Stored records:
####
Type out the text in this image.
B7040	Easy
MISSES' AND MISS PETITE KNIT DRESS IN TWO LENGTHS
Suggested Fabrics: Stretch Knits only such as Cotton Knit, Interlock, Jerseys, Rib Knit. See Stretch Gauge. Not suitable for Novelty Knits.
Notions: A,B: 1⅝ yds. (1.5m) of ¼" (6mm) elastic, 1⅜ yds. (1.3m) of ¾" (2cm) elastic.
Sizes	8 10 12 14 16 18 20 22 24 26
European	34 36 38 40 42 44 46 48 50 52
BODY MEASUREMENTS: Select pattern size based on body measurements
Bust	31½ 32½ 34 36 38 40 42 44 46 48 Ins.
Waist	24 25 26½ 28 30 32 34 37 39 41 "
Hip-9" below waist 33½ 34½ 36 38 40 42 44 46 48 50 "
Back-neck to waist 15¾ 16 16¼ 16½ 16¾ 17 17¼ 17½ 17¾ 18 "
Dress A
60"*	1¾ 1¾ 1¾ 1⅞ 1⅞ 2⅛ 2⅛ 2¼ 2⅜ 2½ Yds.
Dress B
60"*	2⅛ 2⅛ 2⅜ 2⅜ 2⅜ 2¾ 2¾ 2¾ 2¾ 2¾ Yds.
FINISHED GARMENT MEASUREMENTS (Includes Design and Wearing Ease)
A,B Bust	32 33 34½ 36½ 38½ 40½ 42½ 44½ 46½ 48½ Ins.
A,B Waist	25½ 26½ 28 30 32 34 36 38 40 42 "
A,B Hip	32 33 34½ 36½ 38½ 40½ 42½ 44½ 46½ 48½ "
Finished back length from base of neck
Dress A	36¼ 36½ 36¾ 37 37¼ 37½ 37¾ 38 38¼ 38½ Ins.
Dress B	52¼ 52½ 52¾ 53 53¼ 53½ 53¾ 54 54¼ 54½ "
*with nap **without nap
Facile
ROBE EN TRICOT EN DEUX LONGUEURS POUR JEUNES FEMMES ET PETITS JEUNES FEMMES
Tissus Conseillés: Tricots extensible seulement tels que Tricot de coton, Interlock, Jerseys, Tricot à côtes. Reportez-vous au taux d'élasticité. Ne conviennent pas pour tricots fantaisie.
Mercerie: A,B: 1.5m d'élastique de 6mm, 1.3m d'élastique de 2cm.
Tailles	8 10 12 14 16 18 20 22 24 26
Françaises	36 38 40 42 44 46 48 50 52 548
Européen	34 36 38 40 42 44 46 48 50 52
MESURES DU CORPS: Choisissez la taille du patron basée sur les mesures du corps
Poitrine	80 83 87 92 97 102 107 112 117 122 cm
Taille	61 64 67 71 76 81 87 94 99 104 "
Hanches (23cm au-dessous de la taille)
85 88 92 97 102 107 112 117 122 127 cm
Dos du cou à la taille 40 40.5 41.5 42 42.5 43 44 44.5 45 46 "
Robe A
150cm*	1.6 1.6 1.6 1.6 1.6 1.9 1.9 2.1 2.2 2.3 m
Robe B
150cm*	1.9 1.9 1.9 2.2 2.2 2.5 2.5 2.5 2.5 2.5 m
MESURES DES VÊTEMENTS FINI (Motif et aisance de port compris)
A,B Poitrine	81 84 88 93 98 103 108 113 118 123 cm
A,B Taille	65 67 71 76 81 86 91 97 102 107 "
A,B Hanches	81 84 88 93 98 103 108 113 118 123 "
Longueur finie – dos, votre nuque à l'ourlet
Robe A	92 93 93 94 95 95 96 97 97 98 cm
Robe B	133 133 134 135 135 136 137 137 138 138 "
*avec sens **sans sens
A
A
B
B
####
▶ _Task directions_: Output every entry shown above, exactly.

▶ _Exercise solution_:
Type out the text in this image.
B7040	Easy
MISSES' AND MISS PETITE KNIT DRESS IN TWO LENGTHS
Suggested Fabrics: Stretch Knits only such as Cotton Knit, Interlock, Jerseys, Rib Knit. See Stretch Gauge. Not suitable for Novelty Knits.
Notions: A,B: 1⅝ yds. (1.5m) of ¼" (6mm) elastic, 1⅜ yds. (1.3m) of ¾" (2cm) elastic.
Sizes	8 10 12 14 16 18 20 22 24 26
European	34 36 38 40 42 44 46 48 50 52
BODY MEASUREMENTS: Select pattern size based on body measurements
Bust	31½ 32½ 34 36 38 40 42 44 46 48 Ins.
Waist	24 25 26½ 28 30 32 34 37 39 41 "
Hip-9" below waist 33½ 34½ 36 38 40 42 44 46 48 50 "
Back-neck to waist 15¾ 16 16¼ 16½ 16¾ 17 17¼ 17½ 17¾ 18 "
Dress A
60"*	1¾ 1¾ 1¾ 1⅞ 1⅞ 2⅛ 2⅛ 2¼ 2⅜ 2½ Yds.
Dress B
60"*	2⅛ 2⅛ 2⅜ 2⅜ 2⅜ 2¾ 2¾ 2¾ 2¾ 2¾ Yds.
FINISHED GARMENT MEASUREMENTS (Includes Design and Wearing Ease)
A,B Bust	32 33 34½ 36½ 38½ 40½ 42½ 44½ 46½ 48½ Ins.
A,B Waist	25½ 26½ 28 30 32 34 36 38 40 42 "
A,B Hip	32 33 34½ 36½ 38½ 40½ 42½ 44½ 46½ 48½ "
Finished back length from base of neck
Dress A	36¼ 36½ 36¾ 37 37¼ 37½ 37¾ 38 38¼ 38½ Ins.
Dress B	52¼ 52½ 52¾ 53 53¼ 53½ 53¾ 54 54¼ 54½ "
*with nap **without nap
Facile
ROBE EN TRICOT EN DEUX LONGUEURS POUR JEUNES FEMMES ET PETITS JEUNES FEMMES
Tissus Conseillés: Tricots extensible seulement tels que Tricot de coton, Interlock, Jerseys, Tricot à côtes. Reportez-vous au taux d'élasticité. Ne conviennent pas pour tricots fantaisie.
Mercerie: A,B: 1.5m d'élastique de 6mm, 1.3m d'élastique de 2cm.
Tailles	8 10 12 14 16 18 20 22 24 26
Françaises	36 38 40 42 44 46 48 50 52 548
Européen	34 36 38 40 42 44 46 48 50 52
MESURES DU CORPS: Choisissez la taille du patron basée sur les mesures du corps
Poitrine	80 83 87 92 97 102 107 112 117 122 cm
Taille	61 64 67 71 76 81 87 94 99 104 "
Hanches (23cm au-dessous de la taille)
85 88 92 97 102 107 112 117 122 127 cm
Dos du cou à la taille 40 40.5 41.5 42 42.5 43 44 44.5 45 46 "
Robe A
150cm*	1.6 1.6 1.6 1.6 1.6 1.9 1.9 2.1 2.2 2.3 m
Robe B
150cm*	1.9 1.9 1.9 2.2 2.2 2.5 2.5 2.5 2.5 2.5 m
MESURES DES VÊTEMENTS FINI (Motif et aisance de port compris)
A,B Poitrine	81 84 88 93 98 103 108 113 118 123 cm
A,B Taille	65 67 71 76 81 86 91 97 102 107 "
A,B Hanches	81 84 88 93 98 103 108 113 118 123 "
Longueur finie – dos, votre nuque à l'ourlet
Robe A	92 93 93 94 95 95 96 97 97 98 cm
Robe B	133 133 134 135 135 136 137 137 138 138 "
*avec sens **sans sens
A
A
B
B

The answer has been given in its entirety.